» **ENTRIES SUPPLIED**
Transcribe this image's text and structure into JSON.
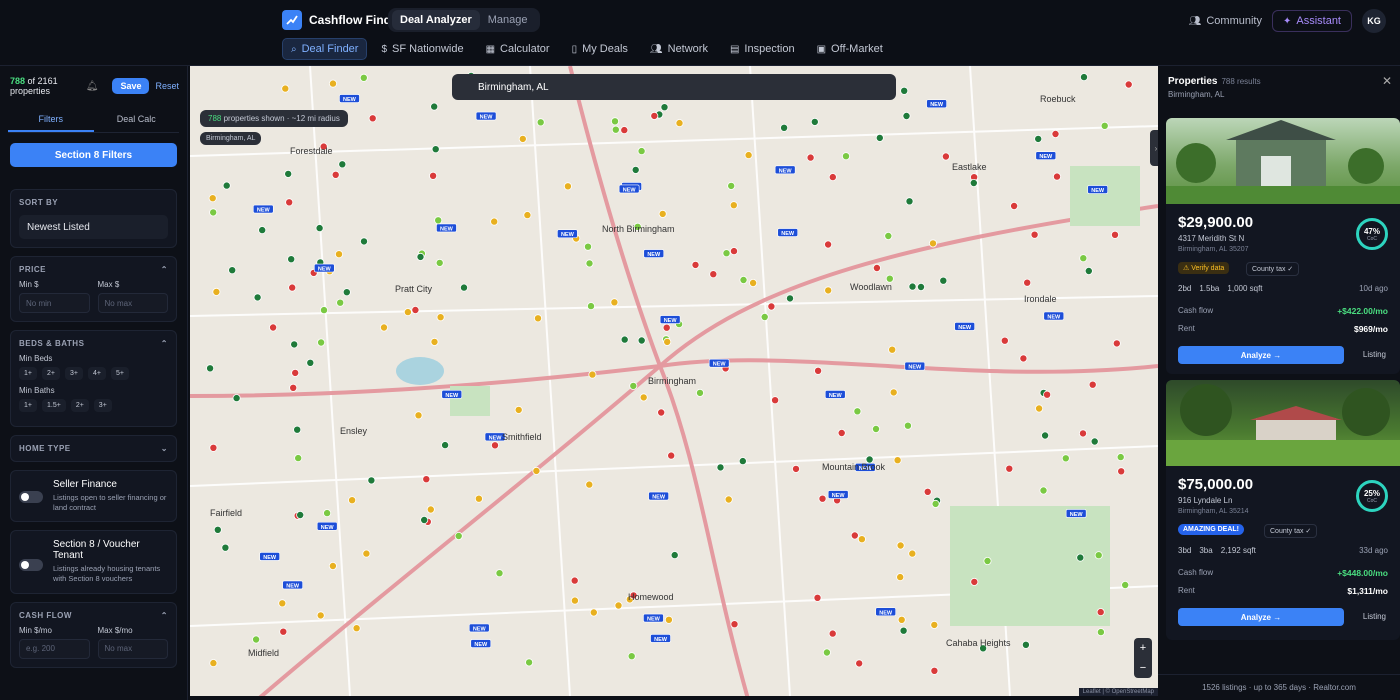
{
  "app": {
    "name": "Cashflow Finder",
    "modes": [
      "Deal Analyzer",
      "Manage"
    ]
  },
  "topright": {
    "community": "Community",
    "assistant": "Assistant",
    "avatar": "KG"
  },
  "nav": [
    "Deal Finder",
    "SF Nationwide",
    "Calculator",
    "My Deals",
    "Network",
    "Inspection",
    "Off-Market"
  ],
  "sidebar": {
    "count": "788",
    "count_of": "of 2161 properties",
    "save": "Save",
    "reset": "Reset",
    "tabs": [
      "Filters",
      "Deal Calc"
    ],
    "s8_button": "Section 8 Filters",
    "sort_label": "SORT BY",
    "sort_value": "Newest Listed",
    "price_label": "PRICE",
    "min_label": "Min $",
    "max_label": "Max $",
    "min_ph": "No min",
    "max_ph": "No max",
    "beds_label": "BEDS & BATHS",
    "min_beds": "Min Beds",
    "min_baths": "Min Baths",
    "beds": [
      "1+",
      "2+",
      "3+",
      "4+",
      "5+"
    ],
    "baths": [
      "1+",
      "1.5+",
      "2+",
      "3+"
    ],
    "home_type": "HOME TYPE",
    "seller_title": "Seller Finance",
    "seller_desc": "Listings open to seller financing or land contract",
    "s8_title": "Section 8 / Voucher Tenant",
    "s8_desc": "Listings already housing tenants with Section 8 vouchers",
    "cash_label": "CASH FLOW",
    "cash_min": "Min $/mo",
    "cash_max": "Max $/mo",
    "cash_min_ph": "e.g. 200",
    "cash_max_ph": "No max"
  },
  "map": {
    "search": "Birmingham, AL",
    "shown_count": "788",
    "shown_text": "properties shown",
    "radius": "~12 mi radius",
    "city_label": "Birmingham, AL",
    "new_badge": "NEW",
    "labels": [
      "Forestdale",
      "North Birmingham",
      "Pratt City",
      "Birmingham",
      "Ensley",
      "Smithfield",
      "Fairfield",
      "Midfield",
      "Homewood",
      "Mountain Brook",
      "Woodlawn",
      "Irondale",
      "Roebuck",
      "Eastlake",
      "Cahaba Heights"
    ],
    "zoom_in": "+",
    "zoom_out": "−",
    "attribution": "Leaflet | © OpenStreetMap"
  },
  "results": {
    "title": "Properties",
    "count": "788 results",
    "location": "Birmingham, AL",
    "footer": "1526 listings · up to 365 days · Realtor.com",
    "analyze": "Analyze →",
    "listing": "Listing",
    "cashflow_label": "Cash flow",
    "rent_label": "Rent",
    "items": [
      {
        "price": "$29,900.00",
        "address": "4317 Meridith St N",
        "city": "Birmingham, AL 35207",
        "coc": "47%",
        "badge": "Verify data",
        "county": "County tax ✓",
        "beds": "2bd",
        "baths": "1.5ba",
        "sqft": "1,000 sqft",
        "ago": "10d ago",
        "cashflow": "+$422.00/mo",
        "rent": "$969/mo"
      },
      {
        "price": "$75,000.00",
        "address": "916 Lyndale Ln",
        "city": "Birmingham, AL 35214",
        "coc": "25%",
        "badge": "AMAZING DEAL!",
        "county": "County tax ✓",
        "beds": "3bd",
        "baths": "3ba",
        "sqft": "2,192 sqft",
        "ago": "33d ago",
        "cashflow": "+$448.00/mo",
        "rent": "$1,311/mo"
      }
    ]
  }
}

» **WHAT TO PRODUCE**
Go through the lines above. Select every one that has the string "address".

» **ANSWER TO THE PROBLEM**
        "address": "4317 Meridith St N",
        "address": "916 Lyndale Ln",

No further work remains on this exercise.